┌─ DATA IN THIS EXERCISE

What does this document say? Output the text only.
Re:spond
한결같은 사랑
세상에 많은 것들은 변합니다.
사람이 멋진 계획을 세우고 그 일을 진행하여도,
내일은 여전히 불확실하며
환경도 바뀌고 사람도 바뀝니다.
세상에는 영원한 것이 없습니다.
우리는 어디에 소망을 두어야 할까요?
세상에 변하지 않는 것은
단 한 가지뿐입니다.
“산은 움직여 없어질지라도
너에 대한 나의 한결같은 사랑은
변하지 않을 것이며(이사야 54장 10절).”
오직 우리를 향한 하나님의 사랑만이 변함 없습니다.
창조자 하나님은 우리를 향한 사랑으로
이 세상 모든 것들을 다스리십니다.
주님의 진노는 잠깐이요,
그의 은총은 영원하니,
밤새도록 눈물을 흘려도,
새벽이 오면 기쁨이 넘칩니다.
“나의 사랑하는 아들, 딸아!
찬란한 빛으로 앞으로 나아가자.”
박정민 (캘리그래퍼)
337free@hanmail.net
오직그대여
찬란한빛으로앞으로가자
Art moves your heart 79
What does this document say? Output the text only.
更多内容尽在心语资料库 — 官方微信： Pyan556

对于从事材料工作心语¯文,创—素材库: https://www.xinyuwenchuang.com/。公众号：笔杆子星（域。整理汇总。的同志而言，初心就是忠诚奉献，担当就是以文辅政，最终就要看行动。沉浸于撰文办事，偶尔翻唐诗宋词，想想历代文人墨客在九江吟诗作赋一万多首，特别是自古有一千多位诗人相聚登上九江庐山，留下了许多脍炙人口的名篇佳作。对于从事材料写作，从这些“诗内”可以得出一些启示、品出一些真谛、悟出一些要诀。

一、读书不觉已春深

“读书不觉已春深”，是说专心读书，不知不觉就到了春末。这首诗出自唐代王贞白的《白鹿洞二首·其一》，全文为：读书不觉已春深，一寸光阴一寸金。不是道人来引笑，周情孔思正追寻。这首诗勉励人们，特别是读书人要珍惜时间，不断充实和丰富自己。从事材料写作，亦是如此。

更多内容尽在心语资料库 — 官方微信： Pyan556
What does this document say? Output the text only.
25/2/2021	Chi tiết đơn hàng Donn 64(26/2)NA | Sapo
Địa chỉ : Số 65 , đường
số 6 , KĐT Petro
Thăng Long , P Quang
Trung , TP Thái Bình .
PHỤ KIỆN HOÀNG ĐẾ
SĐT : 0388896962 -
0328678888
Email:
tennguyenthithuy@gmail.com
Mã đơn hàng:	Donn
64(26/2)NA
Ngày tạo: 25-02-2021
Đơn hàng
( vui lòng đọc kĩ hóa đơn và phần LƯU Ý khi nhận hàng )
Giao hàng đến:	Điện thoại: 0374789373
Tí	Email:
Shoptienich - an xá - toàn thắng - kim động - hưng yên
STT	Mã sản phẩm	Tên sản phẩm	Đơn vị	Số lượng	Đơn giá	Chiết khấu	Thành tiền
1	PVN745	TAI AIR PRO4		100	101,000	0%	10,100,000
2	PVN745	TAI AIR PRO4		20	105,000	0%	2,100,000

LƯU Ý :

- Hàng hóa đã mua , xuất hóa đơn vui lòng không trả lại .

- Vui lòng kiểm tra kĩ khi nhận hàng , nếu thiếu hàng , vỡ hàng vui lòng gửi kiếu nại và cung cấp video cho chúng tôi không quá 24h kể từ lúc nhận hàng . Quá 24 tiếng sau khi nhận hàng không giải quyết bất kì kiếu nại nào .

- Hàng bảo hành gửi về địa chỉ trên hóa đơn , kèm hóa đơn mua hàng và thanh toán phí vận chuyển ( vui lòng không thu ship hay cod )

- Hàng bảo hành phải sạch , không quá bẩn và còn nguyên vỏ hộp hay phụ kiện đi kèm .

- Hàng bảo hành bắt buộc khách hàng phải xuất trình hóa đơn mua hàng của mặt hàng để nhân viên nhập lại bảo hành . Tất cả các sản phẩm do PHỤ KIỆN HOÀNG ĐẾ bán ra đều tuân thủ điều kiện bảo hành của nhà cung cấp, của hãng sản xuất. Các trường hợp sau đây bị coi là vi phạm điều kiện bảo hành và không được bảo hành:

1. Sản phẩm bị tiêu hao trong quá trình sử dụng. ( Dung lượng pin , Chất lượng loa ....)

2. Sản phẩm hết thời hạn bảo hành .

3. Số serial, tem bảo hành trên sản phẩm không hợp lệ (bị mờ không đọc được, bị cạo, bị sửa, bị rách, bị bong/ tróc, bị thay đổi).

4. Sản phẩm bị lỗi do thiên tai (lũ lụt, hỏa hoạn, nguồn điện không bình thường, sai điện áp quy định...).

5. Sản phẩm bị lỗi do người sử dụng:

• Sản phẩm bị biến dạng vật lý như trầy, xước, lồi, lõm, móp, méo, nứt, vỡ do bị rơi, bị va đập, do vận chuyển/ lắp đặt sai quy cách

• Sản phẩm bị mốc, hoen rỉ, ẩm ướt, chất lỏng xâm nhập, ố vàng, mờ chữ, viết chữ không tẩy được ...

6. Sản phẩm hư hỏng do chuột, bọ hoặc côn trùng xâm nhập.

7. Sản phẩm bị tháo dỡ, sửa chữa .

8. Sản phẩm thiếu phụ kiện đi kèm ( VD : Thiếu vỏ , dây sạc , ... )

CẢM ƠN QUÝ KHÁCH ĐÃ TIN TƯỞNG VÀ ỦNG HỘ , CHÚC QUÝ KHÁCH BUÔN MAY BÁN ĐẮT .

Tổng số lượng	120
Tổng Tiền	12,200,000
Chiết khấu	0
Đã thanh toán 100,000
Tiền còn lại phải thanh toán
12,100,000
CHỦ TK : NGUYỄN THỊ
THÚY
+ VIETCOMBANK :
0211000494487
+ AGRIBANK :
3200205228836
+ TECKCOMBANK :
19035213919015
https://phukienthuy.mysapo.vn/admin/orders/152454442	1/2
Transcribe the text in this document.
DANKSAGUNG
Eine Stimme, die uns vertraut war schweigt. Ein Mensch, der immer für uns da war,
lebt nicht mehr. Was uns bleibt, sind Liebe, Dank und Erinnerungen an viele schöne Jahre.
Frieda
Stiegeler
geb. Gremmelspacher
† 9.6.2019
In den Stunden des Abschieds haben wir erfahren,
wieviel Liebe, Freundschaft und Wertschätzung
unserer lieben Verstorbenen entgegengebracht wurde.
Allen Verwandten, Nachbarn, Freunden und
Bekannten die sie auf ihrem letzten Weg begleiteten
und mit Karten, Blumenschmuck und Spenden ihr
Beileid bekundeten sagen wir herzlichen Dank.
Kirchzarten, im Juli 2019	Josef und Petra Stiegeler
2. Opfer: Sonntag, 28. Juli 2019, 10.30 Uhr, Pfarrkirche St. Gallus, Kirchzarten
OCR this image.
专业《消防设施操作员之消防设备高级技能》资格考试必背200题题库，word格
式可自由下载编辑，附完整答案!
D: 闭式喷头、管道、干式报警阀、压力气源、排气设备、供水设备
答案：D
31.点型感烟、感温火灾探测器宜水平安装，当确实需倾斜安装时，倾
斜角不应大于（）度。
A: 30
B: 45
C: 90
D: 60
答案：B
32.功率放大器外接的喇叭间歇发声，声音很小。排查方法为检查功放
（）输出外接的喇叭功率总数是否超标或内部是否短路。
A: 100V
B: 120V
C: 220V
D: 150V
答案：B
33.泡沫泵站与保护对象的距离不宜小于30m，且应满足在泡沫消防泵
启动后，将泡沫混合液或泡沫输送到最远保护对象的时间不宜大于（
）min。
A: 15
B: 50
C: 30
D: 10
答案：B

└─

== REQUIREMENTS ==
Reproduce exactly the lines from the one containing "OCR this image." through the last line of the records above, including both, and nothing else.

== EXERCISE RESPONSE ==
OCR this image.
专业《消防设施操作员之消防设备高级技能》资格考试必背200题题库，word格
式可自由下载编辑，附完整答案!
D: 闭式喷头、管道、干式报警阀、压力气源、排气设备、供水设备
答案：D
31.点型感烟、感温火灾探测器宜水平安装，当确实需倾斜安装时，倾
斜角不应大于（）度。
A: 30
B: 45
C: 90
D: 60
答案：B
32.功率放大器外接的喇叭间歇发声，声音很小。排查方法为检查功放
（）输出外接的喇叭功率总数是否超标或内部是否短路。
A: 100V
B: 120V
C: 220V
D: 150V
答案：B
33.泡沫泵站与保护对象的距离不宜小于30m，且应满足在泡沫消防泵
启动后，将泡沫混合液或泡沫输送到最远保护对象的时间不宜大于（
）min。
A: 15
B: 50
C: 30
D: 10
答案：B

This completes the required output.